**Tasks for this exercise:**
1: Answer these questions from the drying thread, using its words:
(a) What temperature does OGKushman say drying temperatures need to stay above?
(b) For how many days does StoneyBud dry the crop?
(c) At what temperature does 4u2sm0ke say they have dried?
2: Rewrite the part of the drying thread starting with "Having enough air" and going on through "worry of molding.", changing "7 days" to "ten days" wherever it occurs.

**Source extract:**
# drying in my veg. room.



## tryguy2011 (Mar 19, 2011)

Temps are about 65, humidity 40-60% They are hanging now. I was thinking of drying in my attic, it seems dry up there, and the temp floats in which is good. The lights are off by the way, and no fans are on.


----------



## OGKushman (Mar 19, 2011)

too cold. Temps need to be above 75. At 65 they may mold and will take 10+ days to dry


----------



## tryguy2011 (Mar 19, 2011)

So i'll go attic.


----------



## 420_Osborn (Mar 20, 2011)

what about drying in a room thats around 70?


----------



## OGKushman (Mar 20, 2011)

anything below 75 will dry slowly and possibly rot or mold above 85 will affect potency

happy smokin!


----------



## 420_Osborn (Mar 20, 2011)

Thanks for that info!!!


----------



## StoneyBud (Mar 20, 2011)

One of the most important parts of drying your crop well is air circulation. The whole point of the drying process is to get the entire plant dry, not just the outside branches.

Separating the branches so that air movement can get around every single branch is very important. 

Having enough air moving to actually move the hanging branches just a little will ensure good drying.

I do this for 7 days. At the end of 7 days, I can just snap a branch base. That's when I consider it dry enough to cure without worry of molding. 

Too dry and it'll make your crop harsh to smoke. 

Not enough drying and you risk losing the entire crop to mold.


----------



## rotten_socks420 (Mar 20, 2011)

Yea you deff need circulation, im not pro about the temp or anything but I kno circulation is key so you arnt adding moisture to the air just for the plant to suck it right back up.


----------



## 4u2sm0ke (Mar 20, 2011)

yep yep..I agree on air movement,,,,not so much on the lower temps realy being as bad as said...Ive dryied at 60f just takes a bit longer to dry..

take care and be safe


----------



## 420_Osborn (Mar 20, 2011)

4u2sm0ke said:
			
		

> yep yep..I agree on air movement,,,,not so much on the lower temps realy being as bad as said...I*ve dryied at 60f just takes a bit longer to dry..*
> 
> take care and be safe



I like to hear that...I think I'll just put up more fans next time rather than a heater.


----------



## OGKushman (Mar 20, 2011)

just make sure your plants are dry by ~7 days any longer and any spores that found their way to buds may start mycelium growth.


----------



## 420_Osborn (Mar 20, 2011)

I love this place


----------



## Gartner (Apr 13, 2011)

tryguy2011 said:
			
		

> Temps are about 65, humidity 40-60% They are hanging now. I was thinking of drying in my attic, it seems dry up there, and the temp floats in which is good. The lights are off by the way, and no fans are on.



Drying can be done in room temperature, Allow air-circulation..
Or you may get pungent smell..
Also you can check it whether its full y dried by crushing it with your thumbs, so that there should not be any moisture content...


----------

**Provided data:**
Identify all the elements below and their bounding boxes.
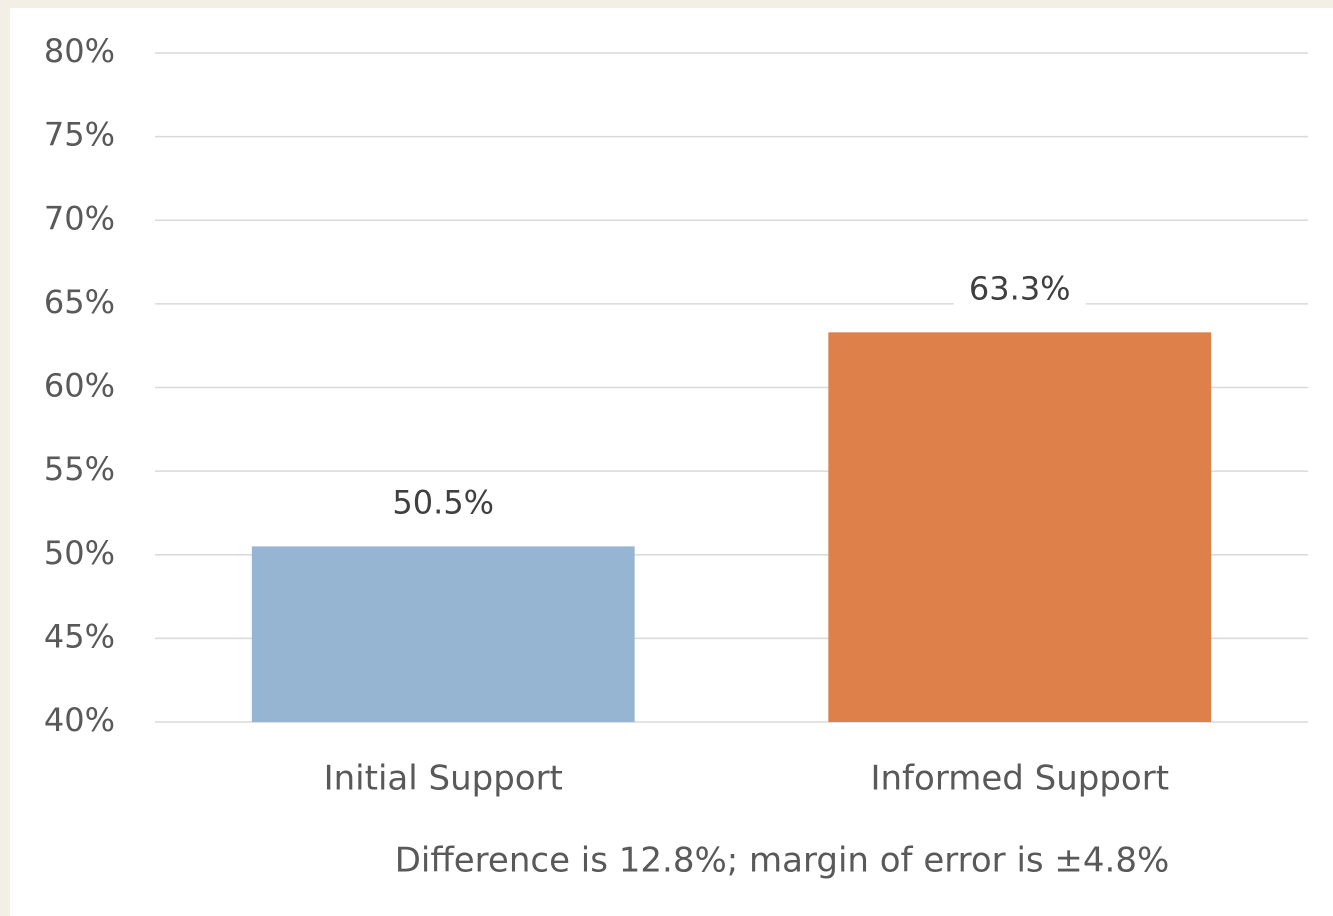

**Answers to each task:**
1:
(a) Above 75.
(b) 7 days.
(c) 60f.

2:
Having enough air moving to actually move the hanging branches just a little will ensure good drying.

I do this for ten days. At the end of ten days, I can just snap a branch base. That's when I consider it dry enough to cure without worry of molding.